Requirement → Reproduce the items below word for word, from the first line through the line that contains "expand-arrow-icon[interactable]: > [1087,435,1092,446]", with both of those lines included.

Materials provided →
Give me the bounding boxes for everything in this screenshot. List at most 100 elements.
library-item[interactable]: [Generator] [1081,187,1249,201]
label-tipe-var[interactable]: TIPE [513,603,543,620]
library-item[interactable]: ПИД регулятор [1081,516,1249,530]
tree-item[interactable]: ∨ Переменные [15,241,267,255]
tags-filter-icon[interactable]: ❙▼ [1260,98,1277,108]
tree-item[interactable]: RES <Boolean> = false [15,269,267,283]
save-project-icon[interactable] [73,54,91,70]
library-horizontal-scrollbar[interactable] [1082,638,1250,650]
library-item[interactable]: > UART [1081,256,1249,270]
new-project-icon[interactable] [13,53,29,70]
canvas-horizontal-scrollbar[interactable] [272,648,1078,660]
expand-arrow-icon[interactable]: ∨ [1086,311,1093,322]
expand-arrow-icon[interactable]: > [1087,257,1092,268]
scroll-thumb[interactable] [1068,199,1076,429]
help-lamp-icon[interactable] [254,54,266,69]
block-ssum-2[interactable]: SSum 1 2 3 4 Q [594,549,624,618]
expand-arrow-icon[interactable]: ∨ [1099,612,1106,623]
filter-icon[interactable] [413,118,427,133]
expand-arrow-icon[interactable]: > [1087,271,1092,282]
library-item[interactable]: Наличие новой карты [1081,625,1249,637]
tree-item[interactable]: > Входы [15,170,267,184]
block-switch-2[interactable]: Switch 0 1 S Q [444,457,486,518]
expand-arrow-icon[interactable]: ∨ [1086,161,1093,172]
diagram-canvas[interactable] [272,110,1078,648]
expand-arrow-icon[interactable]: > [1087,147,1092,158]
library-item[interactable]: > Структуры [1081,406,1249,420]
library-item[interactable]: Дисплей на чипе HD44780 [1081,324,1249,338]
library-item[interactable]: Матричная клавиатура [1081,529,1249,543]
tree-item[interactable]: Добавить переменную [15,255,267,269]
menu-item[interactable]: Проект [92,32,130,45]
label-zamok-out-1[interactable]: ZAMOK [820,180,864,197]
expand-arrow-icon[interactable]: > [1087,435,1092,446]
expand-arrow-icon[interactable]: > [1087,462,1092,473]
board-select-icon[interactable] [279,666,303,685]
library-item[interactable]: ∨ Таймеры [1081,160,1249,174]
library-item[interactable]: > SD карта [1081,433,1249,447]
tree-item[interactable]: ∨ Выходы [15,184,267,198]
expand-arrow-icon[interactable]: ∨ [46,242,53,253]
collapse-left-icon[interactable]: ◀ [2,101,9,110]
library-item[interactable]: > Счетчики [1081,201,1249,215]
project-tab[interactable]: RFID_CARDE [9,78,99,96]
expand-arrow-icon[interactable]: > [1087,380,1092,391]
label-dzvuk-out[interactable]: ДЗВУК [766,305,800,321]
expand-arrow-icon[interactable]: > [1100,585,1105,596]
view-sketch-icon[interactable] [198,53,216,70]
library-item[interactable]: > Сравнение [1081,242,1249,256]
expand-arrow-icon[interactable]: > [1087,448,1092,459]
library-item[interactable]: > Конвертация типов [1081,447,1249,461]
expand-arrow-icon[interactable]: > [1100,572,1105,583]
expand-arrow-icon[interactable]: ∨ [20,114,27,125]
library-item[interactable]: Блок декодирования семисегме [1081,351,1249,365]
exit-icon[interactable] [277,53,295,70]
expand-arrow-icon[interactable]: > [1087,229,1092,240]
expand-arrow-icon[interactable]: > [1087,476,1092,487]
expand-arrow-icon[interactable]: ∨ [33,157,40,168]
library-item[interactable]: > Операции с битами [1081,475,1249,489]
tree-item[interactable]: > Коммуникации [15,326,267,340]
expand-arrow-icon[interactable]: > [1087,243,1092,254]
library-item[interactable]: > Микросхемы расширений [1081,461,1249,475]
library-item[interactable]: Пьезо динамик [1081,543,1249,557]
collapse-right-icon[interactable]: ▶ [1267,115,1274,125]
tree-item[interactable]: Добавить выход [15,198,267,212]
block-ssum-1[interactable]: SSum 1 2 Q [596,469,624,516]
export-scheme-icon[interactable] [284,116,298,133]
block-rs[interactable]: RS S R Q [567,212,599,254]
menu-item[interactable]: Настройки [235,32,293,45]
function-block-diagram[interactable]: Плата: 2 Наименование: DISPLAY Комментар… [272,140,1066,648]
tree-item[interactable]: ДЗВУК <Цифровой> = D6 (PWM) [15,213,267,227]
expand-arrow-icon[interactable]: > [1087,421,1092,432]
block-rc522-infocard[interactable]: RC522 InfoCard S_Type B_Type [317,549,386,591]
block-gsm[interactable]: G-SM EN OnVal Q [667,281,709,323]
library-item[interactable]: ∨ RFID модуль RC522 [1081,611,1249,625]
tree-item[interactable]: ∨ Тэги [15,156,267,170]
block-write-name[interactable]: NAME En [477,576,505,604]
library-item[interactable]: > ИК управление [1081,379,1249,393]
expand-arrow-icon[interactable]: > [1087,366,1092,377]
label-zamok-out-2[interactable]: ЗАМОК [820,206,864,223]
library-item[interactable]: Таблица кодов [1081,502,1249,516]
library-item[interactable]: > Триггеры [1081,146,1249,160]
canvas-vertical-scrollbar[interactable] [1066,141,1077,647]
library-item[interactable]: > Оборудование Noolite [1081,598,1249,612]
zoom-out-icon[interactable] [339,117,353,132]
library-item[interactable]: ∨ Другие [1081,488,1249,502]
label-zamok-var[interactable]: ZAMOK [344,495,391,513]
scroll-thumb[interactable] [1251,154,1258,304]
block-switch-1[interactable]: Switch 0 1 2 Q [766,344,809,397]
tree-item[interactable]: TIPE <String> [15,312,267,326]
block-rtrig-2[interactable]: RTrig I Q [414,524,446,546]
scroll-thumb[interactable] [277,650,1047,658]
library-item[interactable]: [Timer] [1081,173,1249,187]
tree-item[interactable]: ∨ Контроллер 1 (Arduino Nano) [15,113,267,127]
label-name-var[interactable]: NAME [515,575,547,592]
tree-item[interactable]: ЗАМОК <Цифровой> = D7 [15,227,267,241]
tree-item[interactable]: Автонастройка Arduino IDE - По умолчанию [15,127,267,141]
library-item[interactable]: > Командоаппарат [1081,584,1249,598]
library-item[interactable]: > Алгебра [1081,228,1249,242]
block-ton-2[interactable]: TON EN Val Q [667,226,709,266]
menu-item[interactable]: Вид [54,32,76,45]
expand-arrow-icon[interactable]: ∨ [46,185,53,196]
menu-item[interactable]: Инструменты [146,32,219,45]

Response for this exercise →
Give me the bounding boxes for everything in this screenshot. List at most 100 elements.
library-item[interactable]: [Generator] [1081,187,1249,201]
label-tipe-var[interactable]: TIPE [513,603,543,620]
library-item[interactable]: ПИД регулятор [1081,516,1249,530]
tree-item[interactable]: ∨ Переменные [15,241,267,255]
tags-filter-icon[interactable]: ❙▼ [1260,98,1277,108]
tree-item[interactable]: RES <Boolean> = false [15,269,267,283]
save-project-icon[interactable] [73,54,91,70]
library-horizontal-scrollbar[interactable] [1082,638,1250,650]
library-item[interactable]: > UART [1081,256,1249,270]
new-project-icon[interactable] [13,53,29,70]
canvas-horizontal-scrollbar[interactable] [272,648,1078,660]
expand-arrow-icon[interactable]: ∨ [1086,311,1093,322]
expand-arrow-icon[interactable]: > [1087,257,1092,268]
scroll-thumb[interactable] [1068,199,1076,429]
help-lamp-icon[interactable] [254,54,266,69]
block-ssum-2[interactable]: SSum 1 2 3 4 Q [594,549,624,618]
expand-arrow-icon[interactable]: ∨ [1099,612,1106,623]
filter-icon[interactable] [413,118,427,133]
expand-arrow-icon[interactable]: > [1087,271,1092,282]
library-item[interactable]: Наличие новой карты [1081,625,1249,637]
tree-item[interactable]: > Входы [15,170,267,184]
block-switch-2[interactable]: Switch 0 1 S Q [444,457,486,518]
expand-arrow-icon[interactable]: ∨ [1086,161,1093,172]
diagram-canvas[interactable] [272,110,1078,648]
expand-arrow-icon[interactable]: > [1087,147,1092,158]
library-item[interactable]: > Структуры [1081,406,1249,420]
library-item[interactable]: Дисплей на чипе HD44780 [1081,324,1249,338]
library-item[interactable]: Матричная клавиатура [1081,529,1249,543]
tree-item[interactable]: Добавить переменную [15,255,267,269]
menu-item[interactable]: Проект [92,32,130,45]
label-zamok-out-1[interactable]: ZAMOK [820,180,864,197]
expand-arrow-icon[interactable]: > [1087,435,1092,446]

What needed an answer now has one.